- _WRITTEN REQUEST_: Switch every "room-name-line" in the data below to "room-name-text", and write out all the lines again with nothing else changed.

- _MATERIALS PROVIDED_:
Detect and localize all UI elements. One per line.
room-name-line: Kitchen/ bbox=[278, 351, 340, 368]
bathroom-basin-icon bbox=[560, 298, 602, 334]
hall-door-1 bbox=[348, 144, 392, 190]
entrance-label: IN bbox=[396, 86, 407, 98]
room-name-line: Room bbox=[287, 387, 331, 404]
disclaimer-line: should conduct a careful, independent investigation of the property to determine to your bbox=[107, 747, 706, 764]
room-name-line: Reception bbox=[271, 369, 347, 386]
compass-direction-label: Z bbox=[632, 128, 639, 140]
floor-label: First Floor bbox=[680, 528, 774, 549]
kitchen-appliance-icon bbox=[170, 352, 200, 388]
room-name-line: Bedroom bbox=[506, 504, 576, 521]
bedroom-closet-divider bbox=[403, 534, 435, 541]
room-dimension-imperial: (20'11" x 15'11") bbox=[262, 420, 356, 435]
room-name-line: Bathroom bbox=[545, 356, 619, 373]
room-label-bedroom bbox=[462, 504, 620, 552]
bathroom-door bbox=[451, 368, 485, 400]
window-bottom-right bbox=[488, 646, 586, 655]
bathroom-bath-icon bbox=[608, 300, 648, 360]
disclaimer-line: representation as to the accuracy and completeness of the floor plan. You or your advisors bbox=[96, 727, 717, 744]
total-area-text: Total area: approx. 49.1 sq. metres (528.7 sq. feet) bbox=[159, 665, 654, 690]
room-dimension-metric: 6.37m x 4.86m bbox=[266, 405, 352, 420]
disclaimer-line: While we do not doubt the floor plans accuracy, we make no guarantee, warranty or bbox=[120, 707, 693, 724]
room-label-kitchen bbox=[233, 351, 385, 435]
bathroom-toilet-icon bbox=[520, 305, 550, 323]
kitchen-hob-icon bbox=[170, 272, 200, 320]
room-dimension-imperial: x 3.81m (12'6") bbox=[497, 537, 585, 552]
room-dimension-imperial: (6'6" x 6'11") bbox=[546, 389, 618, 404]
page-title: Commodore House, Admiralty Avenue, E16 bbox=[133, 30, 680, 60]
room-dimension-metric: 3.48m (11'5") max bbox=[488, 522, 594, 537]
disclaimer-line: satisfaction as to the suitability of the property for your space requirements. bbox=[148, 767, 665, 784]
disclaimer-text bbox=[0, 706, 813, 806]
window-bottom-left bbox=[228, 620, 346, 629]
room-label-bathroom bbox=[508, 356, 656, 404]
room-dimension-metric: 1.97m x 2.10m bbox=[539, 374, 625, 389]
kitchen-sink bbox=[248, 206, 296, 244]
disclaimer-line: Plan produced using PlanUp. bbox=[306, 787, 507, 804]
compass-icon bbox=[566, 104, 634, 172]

- _RESULT_:
Detect and localize all UI elements. One per line.
room-name-text: Kitchen/ bbox=[278, 351, 340, 368]
bathroom-basin-icon bbox=[560, 298, 602, 334]
hall-door-1 bbox=[348, 144, 392, 190]
entrance-label: IN bbox=[396, 86, 407, 98]
room-name-text: Room bbox=[287, 387, 331, 404]
disclaimer-line: should conduct a careful, independent investigation of the property to determine to your bbox=[107, 747, 706, 764]
room-name-text: Reception bbox=[271, 369, 347, 386]
compass-direction-label: Z bbox=[632, 128, 639, 140]
floor-label: First Floor bbox=[680, 528, 774, 549]
kitchen-appliance-icon bbox=[170, 352, 200, 388]
room-name-text: Bedroom bbox=[506, 504, 576, 521]
bedroom-closet-divider bbox=[403, 534, 435, 541]
room-dimension-imperial: (20'11" x 15'11") bbox=[262, 420, 356, 435]
room-name-text: Bathroom bbox=[545, 356, 619, 373]
room-label-bedroom bbox=[462, 504, 620, 552]
bathroom-door bbox=[451, 368, 485, 400]
window-bottom-right bbox=[488, 646, 586, 655]
bathroom-bath-icon bbox=[608, 300, 648, 360]
disclaimer-line: representation as to the accuracy and completeness of the floor plan. You or your advisors bbox=[96, 727, 717, 744]
total-area-text: Total area: approx. 49.1 sq. metres (528.7 sq. feet) bbox=[159, 665, 654, 690]
room-dimension-metric: 6.37m x 4.86m bbox=[266, 405, 352, 420]
disclaimer-line: While we do not doubt the floor plans accuracy, we make no guarantee, warranty or bbox=[120, 707, 693, 724]
room-label-kitchen bbox=[233, 351, 385, 435]
bathroom-toilet-icon bbox=[520, 305, 550, 323]
kitchen-hob-icon bbox=[170, 272, 200, 320]
room-dimension-imperial: x 3.81m (12'6") bbox=[497, 537, 585, 552]
room-dimension-imperial: (6'6" x 6'11") bbox=[546, 389, 618, 404]
page-title: Commodore House, Admiralty Avenue, E16 bbox=[133, 30, 680, 60]
room-dimension-metric: 3.48m (11'5") max bbox=[488, 522, 594, 537]
disclaimer-line: satisfaction as to the suitability of the property for your space requirements. bbox=[148, 767, 665, 784]
disclaimer-text bbox=[0, 706, 813, 806]
window-bottom-left bbox=[228, 620, 346, 629]
room-label-bathroom bbox=[508, 356, 656, 404]
room-dimension-metric: 1.97m x 2.10m bbox=[539, 374, 625, 389]
kitchen-sink bbox=[248, 206, 296, 244]
disclaimer-line: Plan produced using PlanUp. bbox=[306, 787, 507, 804]
compass-icon bbox=[566, 104, 634, 172]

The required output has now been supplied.